_Data records_:
/---

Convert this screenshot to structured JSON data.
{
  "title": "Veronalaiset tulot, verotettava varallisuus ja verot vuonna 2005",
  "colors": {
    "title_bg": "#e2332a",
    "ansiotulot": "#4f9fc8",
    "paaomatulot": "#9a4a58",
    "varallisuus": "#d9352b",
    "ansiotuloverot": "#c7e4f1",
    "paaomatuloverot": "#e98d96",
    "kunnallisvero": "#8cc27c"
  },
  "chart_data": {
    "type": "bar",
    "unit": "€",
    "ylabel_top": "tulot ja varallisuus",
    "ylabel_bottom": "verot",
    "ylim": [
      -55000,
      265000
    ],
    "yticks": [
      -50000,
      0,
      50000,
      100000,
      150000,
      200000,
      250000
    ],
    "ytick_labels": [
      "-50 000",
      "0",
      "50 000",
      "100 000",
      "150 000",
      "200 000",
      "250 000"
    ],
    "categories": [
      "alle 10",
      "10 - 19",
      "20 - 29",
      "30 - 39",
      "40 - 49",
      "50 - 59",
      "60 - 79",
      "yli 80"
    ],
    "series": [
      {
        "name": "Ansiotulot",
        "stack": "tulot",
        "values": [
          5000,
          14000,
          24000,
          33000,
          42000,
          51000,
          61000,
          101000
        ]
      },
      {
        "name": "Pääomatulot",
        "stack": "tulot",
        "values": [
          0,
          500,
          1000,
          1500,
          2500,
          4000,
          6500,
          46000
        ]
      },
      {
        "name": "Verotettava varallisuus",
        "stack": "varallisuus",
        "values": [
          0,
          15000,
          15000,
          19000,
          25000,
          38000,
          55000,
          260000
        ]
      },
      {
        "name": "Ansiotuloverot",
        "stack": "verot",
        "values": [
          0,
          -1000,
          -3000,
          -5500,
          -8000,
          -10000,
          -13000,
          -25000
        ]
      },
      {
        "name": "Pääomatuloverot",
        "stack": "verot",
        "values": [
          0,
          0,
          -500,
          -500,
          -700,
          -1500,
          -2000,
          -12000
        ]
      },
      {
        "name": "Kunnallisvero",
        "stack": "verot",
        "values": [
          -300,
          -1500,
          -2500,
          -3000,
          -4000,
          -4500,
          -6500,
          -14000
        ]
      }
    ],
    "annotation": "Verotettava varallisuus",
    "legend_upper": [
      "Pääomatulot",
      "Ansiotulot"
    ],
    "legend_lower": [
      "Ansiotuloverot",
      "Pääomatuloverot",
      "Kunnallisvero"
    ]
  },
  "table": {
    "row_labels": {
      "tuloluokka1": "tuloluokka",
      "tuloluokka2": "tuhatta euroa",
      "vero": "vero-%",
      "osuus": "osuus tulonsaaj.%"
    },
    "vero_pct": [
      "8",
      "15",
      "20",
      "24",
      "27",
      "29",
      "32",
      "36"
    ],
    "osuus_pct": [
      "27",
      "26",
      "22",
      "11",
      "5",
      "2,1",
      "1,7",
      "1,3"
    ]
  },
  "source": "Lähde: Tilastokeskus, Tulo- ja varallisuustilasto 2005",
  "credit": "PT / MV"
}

\---

_Task to complete_: Type the material above out again, exactly.

_Correct answer_:
Convert this screenshot to structured JSON data.
{
  "title": "Veronalaiset tulot, verotettava varallisuus ja verot vuonna 2005",
  "colors": {
    "title_bg": "#e2332a",
    "ansiotulot": "#4f9fc8",
    "paaomatulot": "#9a4a58",
    "varallisuus": "#d9352b",
    "ansiotuloverot": "#c7e4f1",
    "paaomatuloverot": "#e98d96",
    "kunnallisvero": "#8cc27c"
  },
  "chart_data": {
    "type": "bar",
    "unit": "€",
    "ylabel_top": "tulot ja varallisuus",
    "ylabel_bottom": "verot",
    "ylim": [
      -55000,
      265000
    ],
    "yticks": [
      -50000,
      0,
      50000,
      100000,
      150000,
      200000,
      250000
    ],
    "ytick_labels": [
      "-50 000",
      "0",
      "50 000",
      "100 000",
      "150 000",
      "200 000",
      "250 000"
    ],
    "categories": [
      "alle 10",
      "10 - 19",
      "20 - 29",
      "30 - 39",
      "40 - 49",
      "50 - 59",
      "60 - 79",
      "yli 80"
    ],
    "series": [
      {
        "name": "Ansiotulot",
        "stack": "tulot",
        "values": [
          5000,
          14000,
          24000,
          33000,
          42000,
          51000,
          61000,
          101000
        ]
      },
      {
        "name": "Pääomatulot",
        "stack": "tulot",
        "values": [
          0,
          500,
          1000,
          1500,
          2500,
          4000,
          6500,
          46000
        ]
      },
      {
        "name": "Verotettava varallisuus",
        "stack": "varallisuus",
        "values": [
          0,
          15000,
          15000,
          19000,
          25000,
          38000,
          55000,
          260000
        ]
      },
      {
        "name": "Ansiotuloverot",
        "stack": "verot",
        "values": [
          0,
          -1000,
          -3000,
          -5500,
          -8000,
          -10000,
          -13000,
          -25000
        ]
      },
      {
        "name": "Pääomatuloverot",
        "stack": "verot",
        "values": [
          0,
          0,
          -500,
          -500,
          -700,
          -1500,
          -2000,
          -12000
        ]
      },
      {
        "name": "Kunnallisvero",
        "stack": "verot",
        "values": [
          -300,
          -1500,
          -2500,
          -3000,
          -4000,
          -4500,
          -6500,
          -14000
        ]
      }
    ],
    "annotation": "Verotettava varallisuus",
    "legend_upper": [
      "Pääomatulot",
      "Ansiotulot"
    ],
    "legend_lower": [
      "Ansiotuloverot",
      "Pääomatuloverot",
      "Kunnallisvero"
    ]
  },
  "table": {
    "row_labels": {
      "tuloluokka1": "tuloluokka",
      "tuloluokka2": "tuhatta euroa",
      "vero": "vero-%",
      "osuus": "osuus tulonsaaj.%"
    },
    "vero_pct": [
      "8",
      "15",
      "20",
      "24",
      "27",
      "29",
      "32",
      "36"
    ],
    "osuus_pct": [
      "27",
      "26",
      "22",
      "11",
      "5",
      "2,1",
      "1,7",
      "1,3"
    ]
  },
  "source": "Lähde: Tilastokeskus, Tulo- ja varallisuustilasto 2005",
  "credit": "PT / MV"
}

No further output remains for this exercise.